Written task
Where a line of the listing below includes the word "screenshot", reproduce that line.

Stored data
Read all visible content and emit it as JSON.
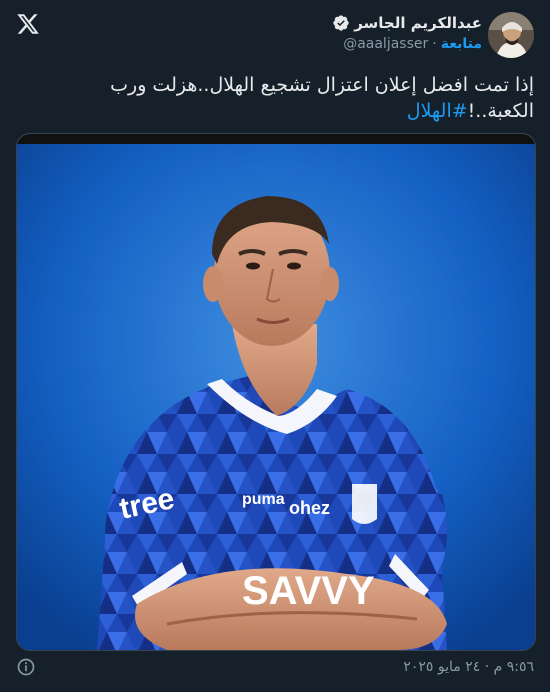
{
  "header": {
    "display_name": "عبدالكريم الجاسر",
    "handle": "@aaaljasser",
    "separator": "·",
    "follow_label": "متابعة"
  },
  "tweet": {
    "text": "إذا تمت افضل إعلان اعتزال تشجيع الهلال..هزلت ورب الكعبة..!",
    "hashtag": "#الهلال"
  },
  "media": {
    "jersey_sponsor": "tree",
    "jersey_front": "SAVVY",
    "jersey_brand": "puma",
    "jersey_partner": "ohez"
  },
  "footer": {
    "timestamp": "٩:٥٦ م · ٢٤ مايو ٢٠٢٥"
  },
  "colors": {
    "background": "#15202b",
    "accent": "#1d9bf0",
    "muted": "#8b98a5"
  },
  "icons": {
    "logo": "x-logo-icon",
    "verified": "verified-badge-icon",
    "info": "info-icon"
  }
}
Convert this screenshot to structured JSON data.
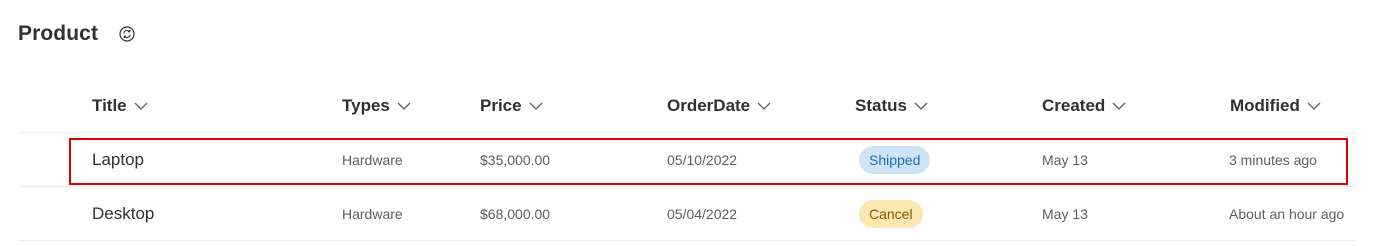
{
  "list": {
    "title": "Product"
  },
  "columns": [
    {
      "label": "Title"
    },
    {
      "label": "Types"
    },
    {
      "label": "Price"
    },
    {
      "label": "OrderDate"
    },
    {
      "label": "Status"
    },
    {
      "label": "Created"
    },
    {
      "label": "Modified"
    }
  ],
  "rows": [
    {
      "title": "Laptop",
      "types": "Hardware",
      "price": "$35,000.00",
      "order_date": "05/10/2022",
      "status": "Shipped",
      "created": "May 13",
      "modified": "3 minutes ago"
    },
    {
      "title": "Desktop",
      "types": "Hardware",
      "price": "$68,000.00",
      "order_date": "05/04/2022",
      "status": "Cancel",
      "created": "May 13",
      "modified": "About an hour ago"
    }
  ],
  "colors": {
    "shipped_bg": "#cfe4f7",
    "shipped_text": "#1f6fb2",
    "cancel_bg": "#fde7b0",
    "cancel_text": "#8a5a00",
    "highlight": "#e00000"
  },
  "icons": {
    "sync": "sync-icon",
    "sort": "chevron-down-icon"
  }
}
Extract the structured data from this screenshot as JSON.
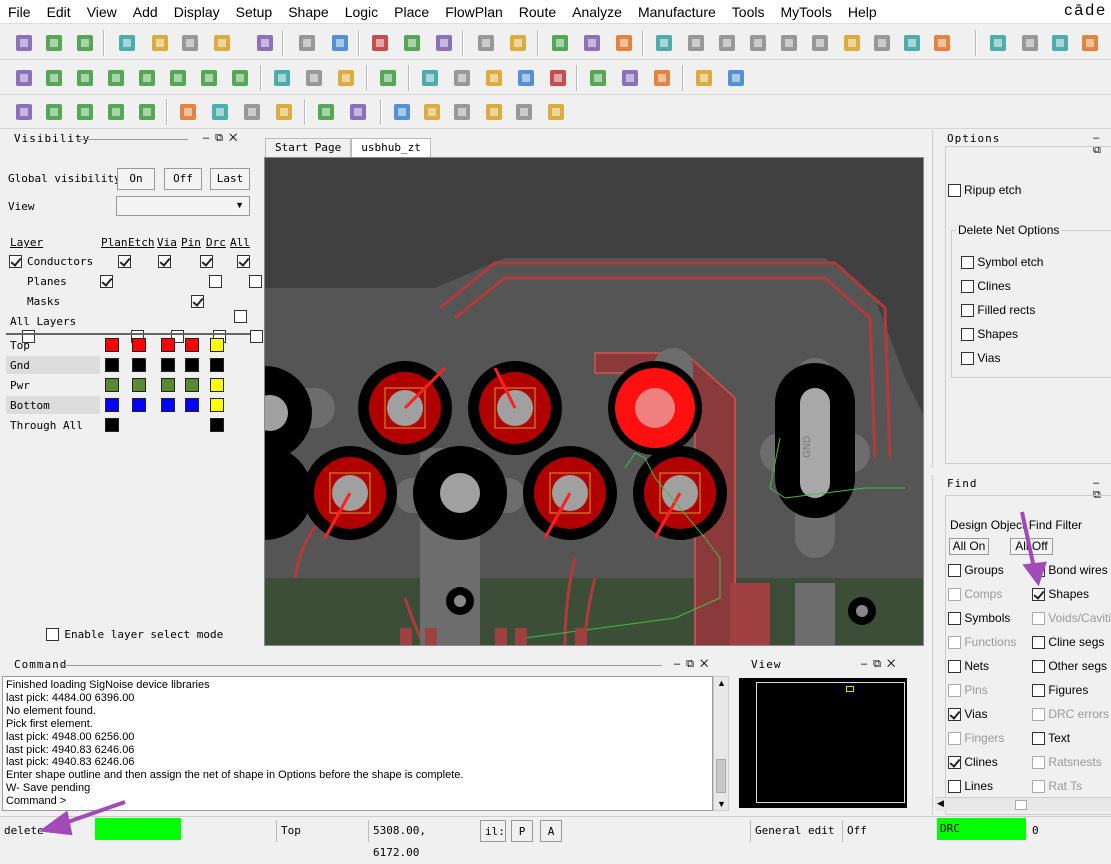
{
  "menu": [
    "File",
    "Edit",
    "View",
    "Add",
    "Display",
    "Setup",
    "Shape",
    "Logic",
    "Place",
    "FlowPlan",
    "Route",
    "Analyze",
    "Manufacture",
    "Tools",
    "MyTools",
    "Help"
  ],
  "brand": "cāde",
  "visibility": {
    "title": "Visibility",
    "global_label": "Global visibility",
    "btn_on": "On",
    "btn_off": "Off",
    "btn_last": "Last",
    "view_label": "View",
    "view_value": "",
    "columns": [
      "Layer",
      "Plan",
      "Etch",
      "Via",
      "Pin",
      "Drc",
      "All"
    ],
    "groups": [
      {
        "label": "Conductors",
        "checked": true,
        "cols": [
          true,
          true,
          true,
          true,
          true,
          true
        ]
      },
      {
        "label": "Planes",
        "checked": true,
        "cols": [
          false,
          false,
          false,
          false,
          false,
          false
        ]
      },
      {
        "label": "Masks",
        "checked": true,
        "cols": [
          false,
          false,
          false,
          false,
          false,
          false
        ]
      },
      {
        "label": "All Layers",
        "checked": false,
        "cols": [
          false,
          false,
          false,
          false,
          false,
          false
        ]
      }
    ],
    "layers": [
      {
        "label": "Top",
        "colors": [
          "#ff0000",
          "#ff0000",
          "#ff0000",
          "#ff0000",
          "#ffff00"
        ],
        "all": true,
        "shaded": false
      },
      {
        "label": "Gnd",
        "colors": [
          "#000000",
          "#000000",
          "#000000",
          "#000000",
          "#000000"
        ],
        "all": false,
        "shaded": true
      },
      {
        "label": "Pwr",
        "colors": [
          "#5a8a32",
          "#5a8a32",
          "#5a8a32",
          "#5a8a32",
          "#ffff00"
        ],
        "all": true,
        "shaded": false
      },
      {
        "label": "Bottom",
        "colors": [
          "#0000ff",
          "#0000ff",
          "#0000ff",
          "#0000ff",
          "#ffff00"
        ],
        "all": true,
        "shaded": true
      },
      {
        "label": "Through All",
        "colors": [
          "#000000",
          null,
          null,
          null,
          "#000000"
        ],
        "all": false,
        "shaded": false
      }
    ],
    "enable_select": "Enable layer select mode"
  },
  "tabs": [
    {
      "label": "Start Page",
      "active": false
    },
    {
      "label": "usbhub_zt",
      "active": true
    }
  ],
  "canvas": {
    "pad_label": "GND"
  },
  "options": {
    "title": "Options",
    "ripup": "Ripup etch",
    "group_title": "Delete Net Options",
    "items": [
      "Symbol etch",
      "Clines",
      "Filled rects",
      "Shapes",
      "Vias"
    ]
  },
  "find": {
    "title": "Find",
    "filter_title": "Design Object Find Filter",
    "all_on": "All On",
    "all_off": "All Off",
    "left": [
      {
        "label": "Groups",
        "checked": false,
        "enabled": true
      },
      {
        "label": "Comps",
        "checked": false,
        "enabled": false
      },
      {
        "label": "Symbols",
        "checked": false,
        "enabled": true
      },
      {
        "label": "Functions",
        "checked": false,
        "enabled": false
      },
      {
        "label": "Nets",
        "checked": false,
        "enabled": true
      },
      {
        "label": "Pins",
        "checked": false,
        "enabled": false
      },
      {
        "label": "Vias",
        "checked": true,
        "enabled": true
      },
      {
        "label": "Fingers",
        "checked": false,
        "enabled": false
      },
      {
        "label": "Clines",
        "checked": true,
        "enabled": true
      },
      {
        "label": "Lines",
        "checked": false,
        "enabled": true
      }
    ],
    "right": [
      {
        "label": "Bond wires",
        "checked": false,
        "enabled": true
      },
      {
        "label": "Shapes",
        "checked": true,
        "enabled": true
      },
      {
        "label": "Voids/Cavitie",
        "checked": false,
        "enabled": false
      },
      {
        "label": "Cline segs",
        "checked": false,
        "enabled": true
      },
      {
        "label": "Other segs",
        "checked": false,
        "enabled": true
      },
      {
        "label": "Figures",
        "checked": false,
        "enabled": true
      },
      {
        "label": "DRC errors",
        "checked": false,
        "enabled": false
      },
      {
        "label": "Text",
        "checked": false,
        "enabled": true
      },
      {
        "label": "Ratsnests",
        "checked": false,
        "enabled": false
      },
      {
        "label": "Rat Ts",
        "checked": false,
        "enabled": false
      }
    ]
  },
  "command": {
    "title": "Command",
    "lines": [
      "Finished loading SigNoise device libraries",
      "last pick:  4484.00 6396.00",
      "No element found.",
      "Pick first element.",
      "last pick:  4948.00 6256.00",
      "last pick:  4940.83 6246.06",
      "last pick:  4940.83 6246.06",
      "Enter shape outline and then assign the net of shape in Options before the shape is complete.",
      "W- Save pending",
      "Command >"
    ]
  },
  "viewpanel": {
    "title": "View"
  },
  "status": {
    "command": "delete",
    "layer": "Top",
    "coords": "5308.00, 6172.00",
    "il": "il:",
    "p": "P",
    "a": "A",
    "mode": "General edit",
    "off": "Off",
    "drc": "DRC",
    "drc_count": "0"
  },
  "colors": {
    "accent_arrow": "#a24ab8",
    "status_green": "#00ff00"
  }
}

Exercise response
Convert this screenshot to structured JSON data.
Extract the structured data from this screenshot as JSON.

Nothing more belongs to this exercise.